Stated exercise
Determine which lines contain the word "далее", then copy those lines.

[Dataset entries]

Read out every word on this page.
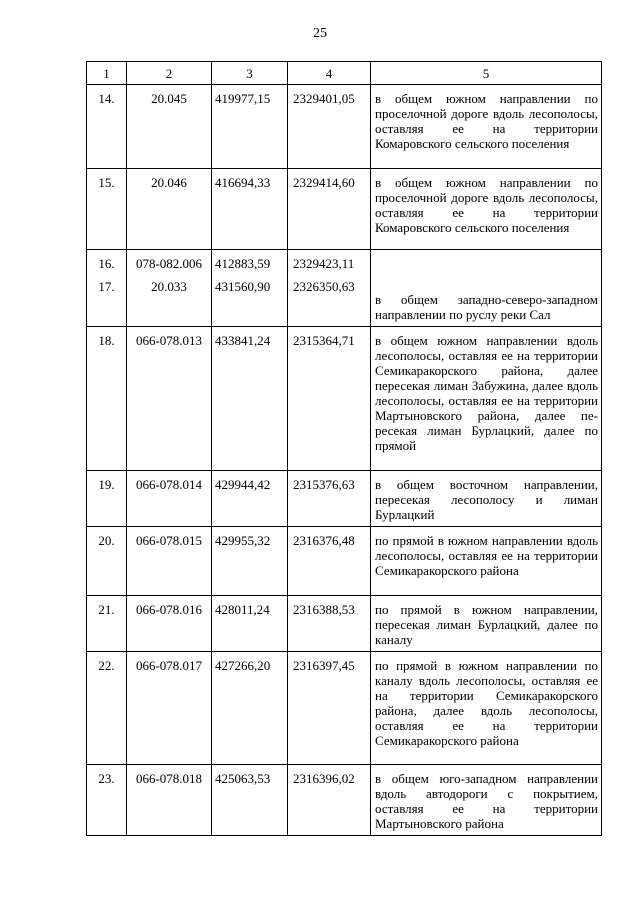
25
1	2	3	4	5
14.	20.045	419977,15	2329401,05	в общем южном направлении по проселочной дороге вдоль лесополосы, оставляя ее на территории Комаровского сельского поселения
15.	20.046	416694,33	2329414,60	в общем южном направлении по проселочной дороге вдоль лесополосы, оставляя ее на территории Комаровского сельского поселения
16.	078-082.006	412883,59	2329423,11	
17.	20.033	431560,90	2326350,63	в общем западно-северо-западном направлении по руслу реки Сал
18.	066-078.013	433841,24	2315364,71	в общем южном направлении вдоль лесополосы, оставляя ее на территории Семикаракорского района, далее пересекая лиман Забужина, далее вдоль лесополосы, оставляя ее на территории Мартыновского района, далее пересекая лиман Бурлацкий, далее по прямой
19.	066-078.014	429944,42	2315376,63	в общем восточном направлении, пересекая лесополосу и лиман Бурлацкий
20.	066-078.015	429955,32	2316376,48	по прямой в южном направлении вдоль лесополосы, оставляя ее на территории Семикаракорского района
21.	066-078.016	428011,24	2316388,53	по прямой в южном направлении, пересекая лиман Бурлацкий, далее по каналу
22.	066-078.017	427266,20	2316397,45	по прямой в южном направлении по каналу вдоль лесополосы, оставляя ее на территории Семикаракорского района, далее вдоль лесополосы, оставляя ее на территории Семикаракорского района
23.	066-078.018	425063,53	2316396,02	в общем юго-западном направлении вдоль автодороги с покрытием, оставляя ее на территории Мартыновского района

Output for this task
18.	066-078.013	433841,24	2315364,71	в общем южном направлении вдоль лесополосы, оставляя ее на территории Семикаракорского района, далее пересекая лиман Забужина, далее вдоль лесополосы, оставляя ее на территории Мартыновского района, далее пересекая лиман Бурлацкий, далее по прямой
21.	066-078.016	428011,24	2316388,53	по прямой в южном направлении, пересекая лиман Бурлацкий, далее по каналу
22.	066-078.017	427266,20	2316397,45	по прямой в южном направлении по каналу вдоль лесополосы, оставляя ее на территории Семикаракорского района, далее вдоль лесополосы, оставляя ее на территории Семикаракорского района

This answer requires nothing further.